AUSGEWÄHLTER TEXTAUSZUG:
--------

Ein neuer Stern am linken Firmament?
Für eine Überraschung sorgt das Ergebnis der ANN, die sich als Abspaltung der URNG im vergangenen Jahr neu formiert hatte. Die ANN wird voraussichtlich mit sieben Abgeordneten in den Kongress einziehen, unter ihnen der ehemalige Kommandant der Guerilla FAR, Jorge Soto. Im Wesentlichen beruht dieses unerwartet gute Abschneiden auf der Zugkraft von Nineth Montenegro, die auf der Hauptstadtliste rund ein Fünftel der abgegebenen Stimmen auf sich vereinigen konnte. Die ehemalige Menschenrechtsaktivistin der „Gruppe für Gegenseitige Hilfe“ (GAM) erntete mit diesem Ergebnis die Früchte ihrer professionellen Oppositionsarbeit der letzten Jahre im Kongress, die ihr Anerkennung und WählerInnenstimmen bis weit ins bürgerliche Lager einbrachten. Wichtig erscheint der Erfolg Montenegros auch deshalb, weil ihr Beispiel zeigt, dass die politische Linke Guatemalas mit einem offenen und unideologisch vorgetragenen Politikansatz durchaus erfolgreich sein kann.

--------

BEREITGESTELLTE DATEN:
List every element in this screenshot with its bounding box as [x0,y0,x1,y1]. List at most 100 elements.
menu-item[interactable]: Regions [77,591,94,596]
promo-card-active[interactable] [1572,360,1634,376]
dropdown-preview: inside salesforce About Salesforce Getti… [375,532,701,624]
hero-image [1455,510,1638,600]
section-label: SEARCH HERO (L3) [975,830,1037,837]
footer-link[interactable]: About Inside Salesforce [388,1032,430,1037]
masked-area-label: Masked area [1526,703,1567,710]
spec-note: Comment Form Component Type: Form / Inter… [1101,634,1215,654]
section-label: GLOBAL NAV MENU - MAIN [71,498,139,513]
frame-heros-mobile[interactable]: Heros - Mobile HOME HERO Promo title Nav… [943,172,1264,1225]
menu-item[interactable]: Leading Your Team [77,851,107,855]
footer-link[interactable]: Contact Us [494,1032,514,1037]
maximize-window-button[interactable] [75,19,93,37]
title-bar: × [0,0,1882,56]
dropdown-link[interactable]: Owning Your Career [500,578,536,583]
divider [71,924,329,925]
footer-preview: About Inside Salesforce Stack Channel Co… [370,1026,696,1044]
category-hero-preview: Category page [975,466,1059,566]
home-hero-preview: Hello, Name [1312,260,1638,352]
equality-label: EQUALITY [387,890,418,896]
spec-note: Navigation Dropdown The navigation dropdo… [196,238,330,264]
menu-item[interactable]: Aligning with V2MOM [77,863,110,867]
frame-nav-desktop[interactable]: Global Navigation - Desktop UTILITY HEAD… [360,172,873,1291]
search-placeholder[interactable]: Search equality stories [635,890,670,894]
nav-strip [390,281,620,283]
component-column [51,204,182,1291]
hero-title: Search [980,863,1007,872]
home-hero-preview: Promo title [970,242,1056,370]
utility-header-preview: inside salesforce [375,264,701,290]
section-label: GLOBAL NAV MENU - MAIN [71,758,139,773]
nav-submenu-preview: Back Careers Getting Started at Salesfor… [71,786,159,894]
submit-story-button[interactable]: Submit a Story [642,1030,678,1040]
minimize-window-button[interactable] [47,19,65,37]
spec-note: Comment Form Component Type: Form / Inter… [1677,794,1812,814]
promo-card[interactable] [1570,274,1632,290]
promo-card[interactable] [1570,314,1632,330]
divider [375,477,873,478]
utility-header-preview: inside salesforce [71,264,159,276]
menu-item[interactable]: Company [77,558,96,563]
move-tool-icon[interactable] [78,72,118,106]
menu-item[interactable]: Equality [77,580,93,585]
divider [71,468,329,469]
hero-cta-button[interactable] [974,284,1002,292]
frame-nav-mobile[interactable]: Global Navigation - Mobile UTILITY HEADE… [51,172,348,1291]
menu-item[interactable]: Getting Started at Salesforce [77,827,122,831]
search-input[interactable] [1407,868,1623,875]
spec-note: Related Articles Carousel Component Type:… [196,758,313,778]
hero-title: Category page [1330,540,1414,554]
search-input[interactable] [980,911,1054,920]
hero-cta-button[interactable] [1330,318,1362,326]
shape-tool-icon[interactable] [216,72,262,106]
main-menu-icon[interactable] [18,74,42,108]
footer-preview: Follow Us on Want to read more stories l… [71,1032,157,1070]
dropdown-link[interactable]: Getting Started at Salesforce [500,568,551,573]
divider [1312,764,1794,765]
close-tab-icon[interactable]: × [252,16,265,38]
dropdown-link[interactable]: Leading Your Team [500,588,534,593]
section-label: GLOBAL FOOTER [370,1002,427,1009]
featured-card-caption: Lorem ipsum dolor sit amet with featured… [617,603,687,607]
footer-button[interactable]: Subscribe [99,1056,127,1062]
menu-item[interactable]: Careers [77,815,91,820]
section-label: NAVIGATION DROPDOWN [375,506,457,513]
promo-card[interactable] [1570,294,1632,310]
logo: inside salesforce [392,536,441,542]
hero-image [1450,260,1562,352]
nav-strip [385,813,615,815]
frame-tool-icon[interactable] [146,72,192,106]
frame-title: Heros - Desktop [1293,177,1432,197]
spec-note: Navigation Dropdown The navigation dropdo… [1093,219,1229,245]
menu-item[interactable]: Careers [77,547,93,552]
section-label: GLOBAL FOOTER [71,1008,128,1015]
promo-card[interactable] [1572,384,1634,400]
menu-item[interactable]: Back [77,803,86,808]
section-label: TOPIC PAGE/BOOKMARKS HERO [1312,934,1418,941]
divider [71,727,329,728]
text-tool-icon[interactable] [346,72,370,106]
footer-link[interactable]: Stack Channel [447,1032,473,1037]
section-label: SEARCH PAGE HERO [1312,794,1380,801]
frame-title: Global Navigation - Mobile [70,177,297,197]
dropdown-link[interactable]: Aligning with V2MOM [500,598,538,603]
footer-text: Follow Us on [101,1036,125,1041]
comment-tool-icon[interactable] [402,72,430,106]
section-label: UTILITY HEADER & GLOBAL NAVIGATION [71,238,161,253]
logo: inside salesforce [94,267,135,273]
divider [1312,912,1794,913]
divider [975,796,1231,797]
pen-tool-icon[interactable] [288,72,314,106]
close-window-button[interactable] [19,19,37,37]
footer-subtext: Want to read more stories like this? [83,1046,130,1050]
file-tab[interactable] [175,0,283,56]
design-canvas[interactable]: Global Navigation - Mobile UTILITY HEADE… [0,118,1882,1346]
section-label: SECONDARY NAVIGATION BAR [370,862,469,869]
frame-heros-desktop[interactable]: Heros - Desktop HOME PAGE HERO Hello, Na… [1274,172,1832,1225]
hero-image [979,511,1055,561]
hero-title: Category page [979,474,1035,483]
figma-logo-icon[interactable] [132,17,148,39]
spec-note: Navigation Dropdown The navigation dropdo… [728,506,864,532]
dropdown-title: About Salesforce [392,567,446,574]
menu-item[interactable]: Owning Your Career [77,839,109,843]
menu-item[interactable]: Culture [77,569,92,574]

--------

IHRE AUFGABEN:
[1] Beantworten Sie anhand des Textauszugs über die ANN:
(a) Mit wie vielen Abgeordneten wird die ANN voraussichtlich in den Kongress einziehen?
(b) Welchen Anteil der abgegebenen Stimmen erhielt Nineth Montenegro auf der Hauptstadtliste?
(c) Wie heißt die Gruppe, für die Montenegro früher als Menschenrechtsaktivistin tätig war?
[2] Führen Sie den Textauszug über das Wahlergebnis der ANN im selben Stil um einige Sätze fort, beginnend nach seinem letzten Satz.

LÖSUNGEN:
[1]
(a) Mit sieben Abgeordneten.
(b) Rund ein Fünftel.
(c) „Gruppe für Gegenseitige Hilfe“ (GAM).

[2]
Die URNG erlebte hingegen ein regelrechtes Wahldebakel. Ihr Präsidentschaftskandidat Rodrigo Asturias, Ex-Kommandant der Guerillaorganisation ORPA, vereinigte weniger als drei Prozent der Stimmen auf sich. Schwerer wiegt jedoch, dass sie auch bei den Stimmen für die Kongresswahl in ihren Hochburgen im Landesinneren WählerInnen einbüßte. Nur der voraussichtliche Gewinn von zwei Abgeordnetenmandaten, eines davon im Departement Huehuetenango, verhindert die schlimmste Konsequenz, die Streichung aus dem Parteienregister und damit die formale Auflösung, die alle Parteien trifft, die unter vier Prozent der Stimmen bleiben beziehungsweise kein Abgeordnetenmandat erringen können.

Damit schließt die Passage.